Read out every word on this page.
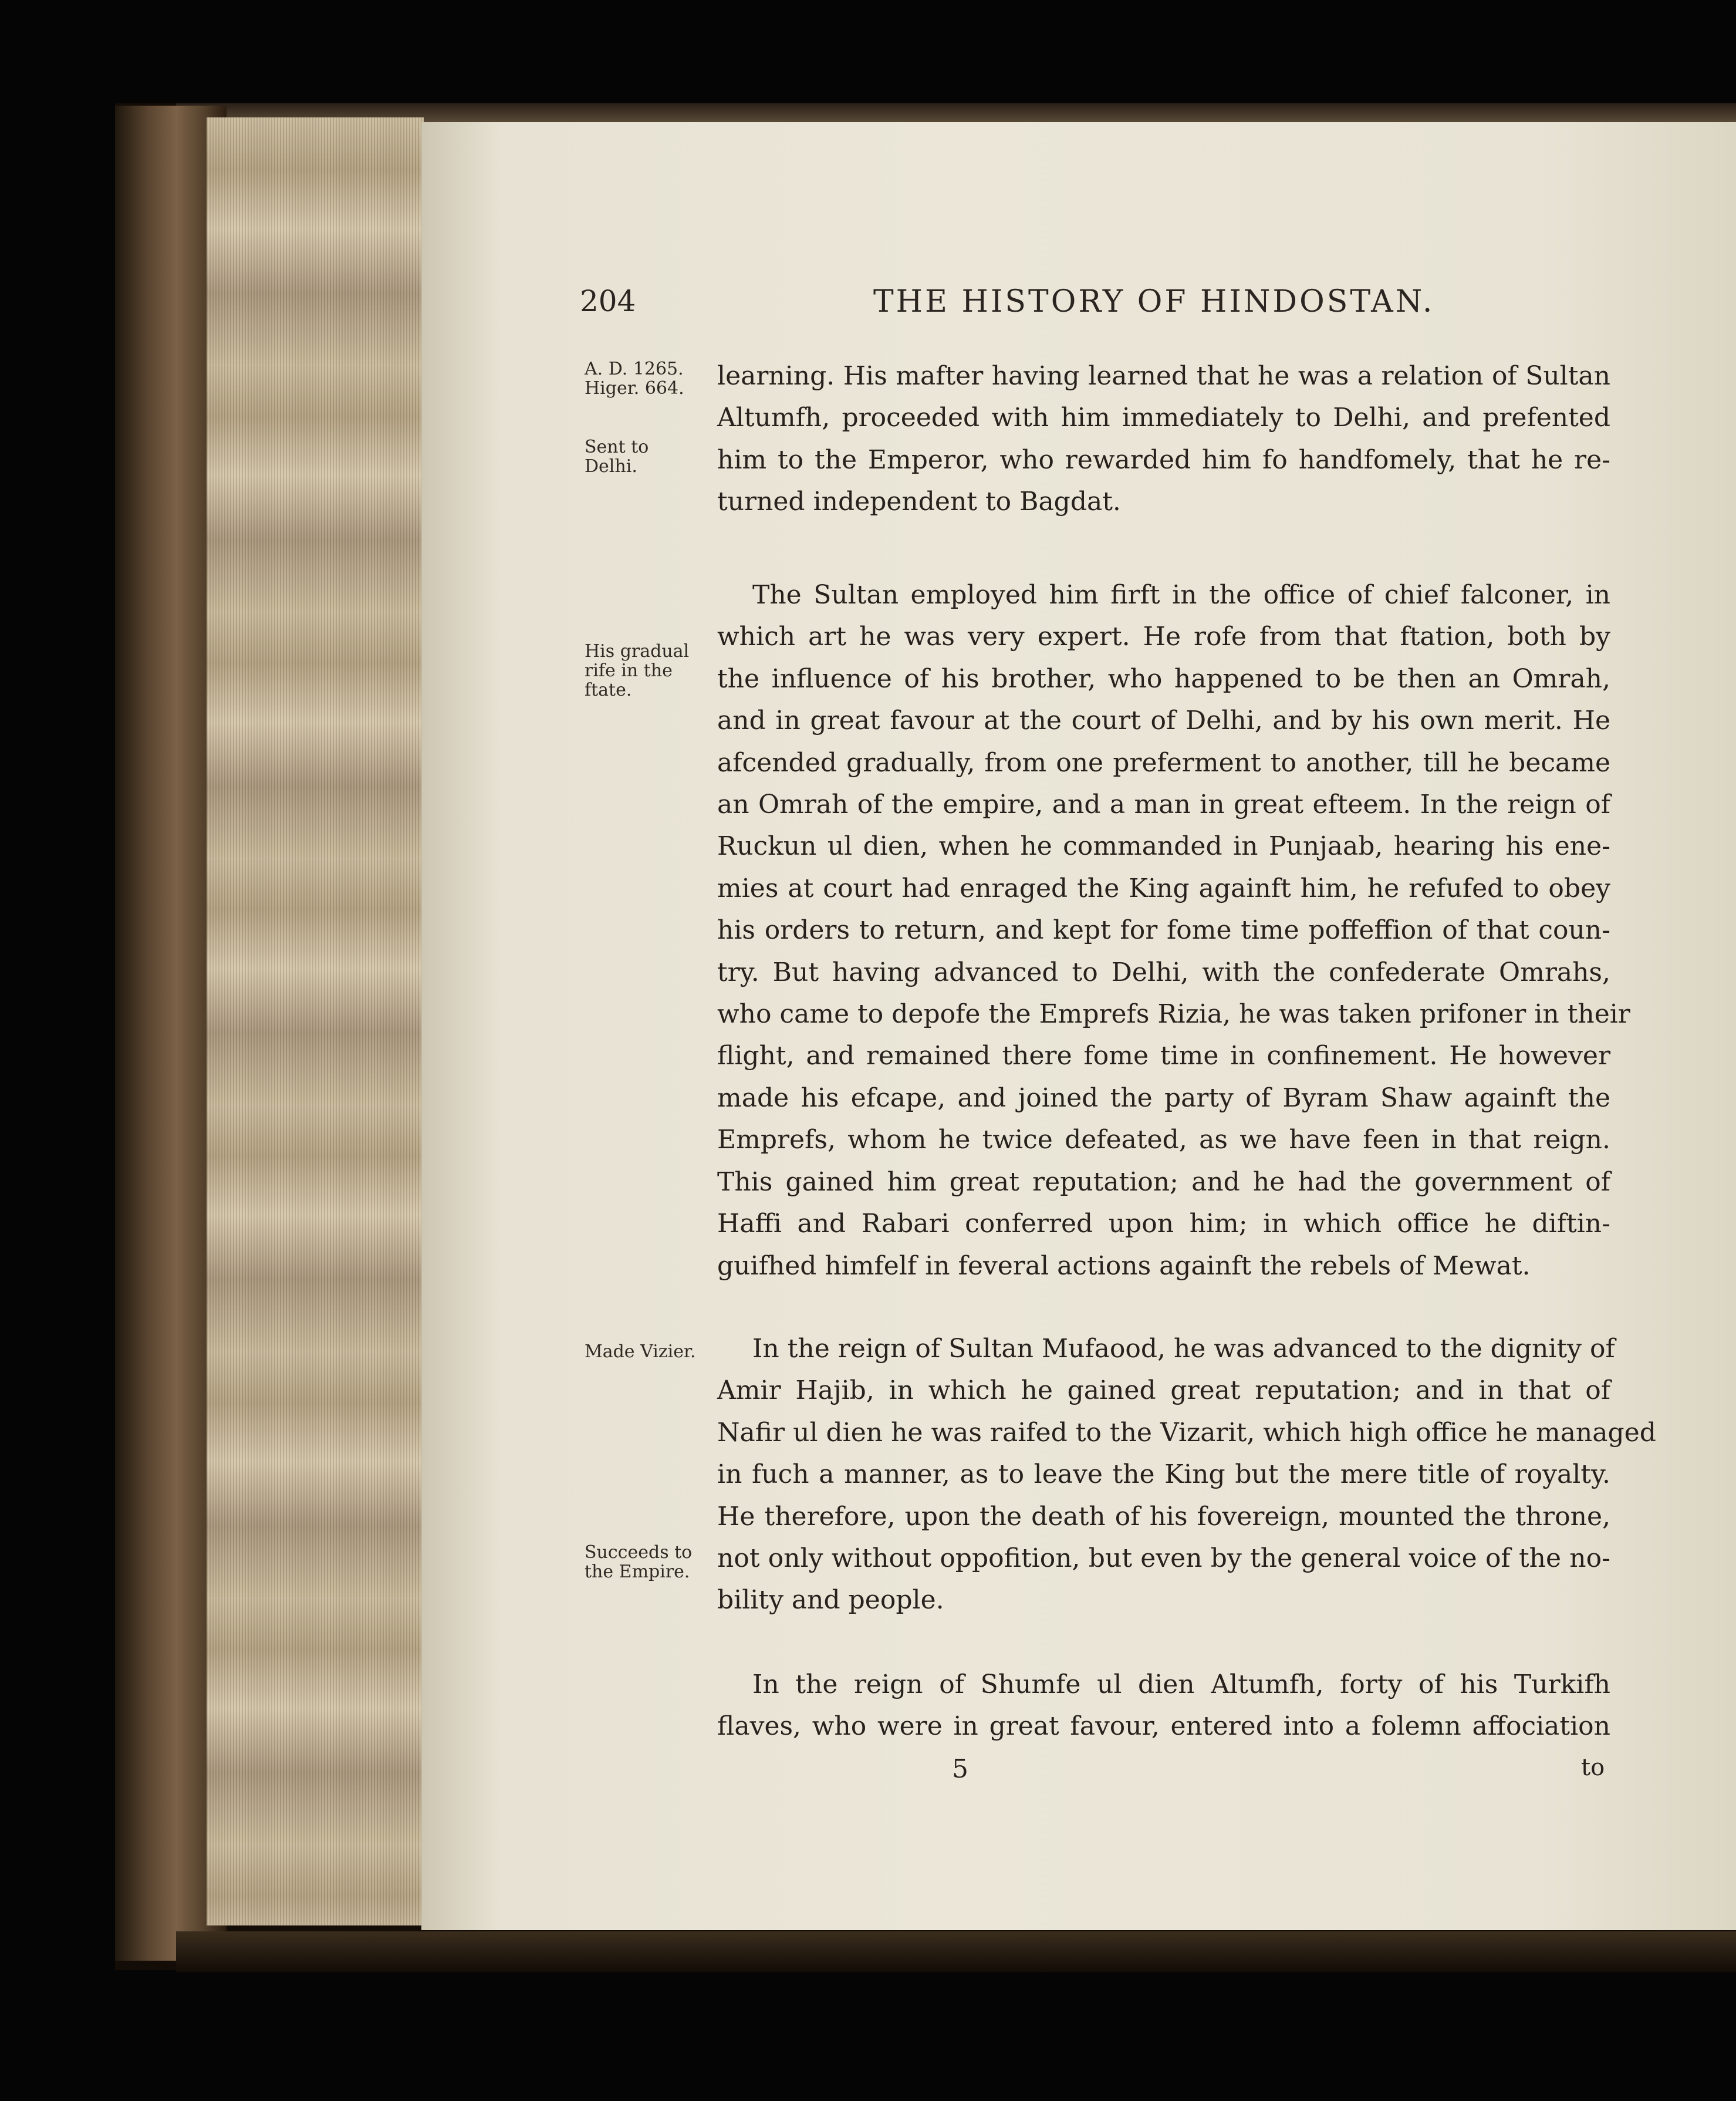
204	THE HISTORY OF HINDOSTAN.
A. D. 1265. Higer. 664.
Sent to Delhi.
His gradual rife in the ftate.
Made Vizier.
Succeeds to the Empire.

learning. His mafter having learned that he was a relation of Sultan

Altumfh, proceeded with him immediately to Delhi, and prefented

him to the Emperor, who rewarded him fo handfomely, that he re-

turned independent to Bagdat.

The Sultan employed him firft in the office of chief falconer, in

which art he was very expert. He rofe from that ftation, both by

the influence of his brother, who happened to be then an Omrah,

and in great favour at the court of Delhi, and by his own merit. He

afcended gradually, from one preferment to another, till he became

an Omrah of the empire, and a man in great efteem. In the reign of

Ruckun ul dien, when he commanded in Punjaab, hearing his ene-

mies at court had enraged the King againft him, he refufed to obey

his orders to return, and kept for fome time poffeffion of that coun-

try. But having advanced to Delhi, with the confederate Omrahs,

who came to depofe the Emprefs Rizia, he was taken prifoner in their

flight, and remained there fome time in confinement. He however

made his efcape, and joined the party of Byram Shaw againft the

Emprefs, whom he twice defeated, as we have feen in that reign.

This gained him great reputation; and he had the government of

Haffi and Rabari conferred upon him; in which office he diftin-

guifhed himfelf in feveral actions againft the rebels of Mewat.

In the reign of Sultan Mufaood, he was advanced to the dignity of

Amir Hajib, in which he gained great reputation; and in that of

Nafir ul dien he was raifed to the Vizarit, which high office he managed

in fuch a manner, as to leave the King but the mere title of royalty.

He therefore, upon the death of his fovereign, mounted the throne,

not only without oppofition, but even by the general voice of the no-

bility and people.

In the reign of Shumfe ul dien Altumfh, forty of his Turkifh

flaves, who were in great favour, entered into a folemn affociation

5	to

# # # #

**WHAT THIS TASK INVOLVES**
Copy the material above in full and exactly, skipping pictures.

**THE RESPONSE**
Read out every word on this page.
204	THE HISTORY OF HINDOSTAN.
A. D. 1265. Higer. 664.
Sent to Delhi.
His gradual rife in the ftate.
Made Vizier.
Succeeds to the Empire.

learning. His mafter having learned that he was a relation of Sultan

Altumfh, proceeded with him immediately to Delhi, and prefented

him to the Emperor, who rewarded him fo handfomely, that he re-

turned independent to Bagdat.

The Sultan employed him firft in the office of chief falconer, in

which art he was very expert. He rofe from that ftation, both by

the influence of his brother, who happened to be then an Omrah,

and in great favour at the court of Delhi, and by his own merit. He

afcended gradually, from one preferment to another, till he became

an Omrah of the empire, and a man in great efteem. In the reign of

Ruckun ul dien, when he commanded in Punjaab, hearing his ene-

mies at court had enraged the King againft him, he refufed to obey

his orders to return, and kept for fome time poffeffion of that coun-

try. But having advanced to Delhi, with the confederate Omrahs,

who came to depofe the Emprefs Rizia, he was taken prifoner in their

flight, and remained there fome time in confinement. He however

made his efcape, and joined the party of Byram Shaw againft the

Emprefs, whom he twice defeated, as we have feen in that reign.

This gained him great reputation; and he had the government of

Haffi and Rabari conferred upon him; in which office he diftin-

guifhed himfelf in feveral actions againft the rebels of Mewat.

In the reign of Sultan Mufaood, he was advanced to the dignity of

Amir Hajib, in which he gained great reputation; and in that of

Nafir ul dien he was raifed to the Vizarit, which high office he managed

in fuch a manner, as to leave the King but the mere title of royalty.

He therefore, upon the death of his fovereign, mounted the throne,

not only without oppofition, but even by the general voice of the no-

bility and people.

In the reign of Shumfe ul dien Altumfh, forty of his Turkifh

flaves, who were in great favour, entered into a folemn affociation

5	to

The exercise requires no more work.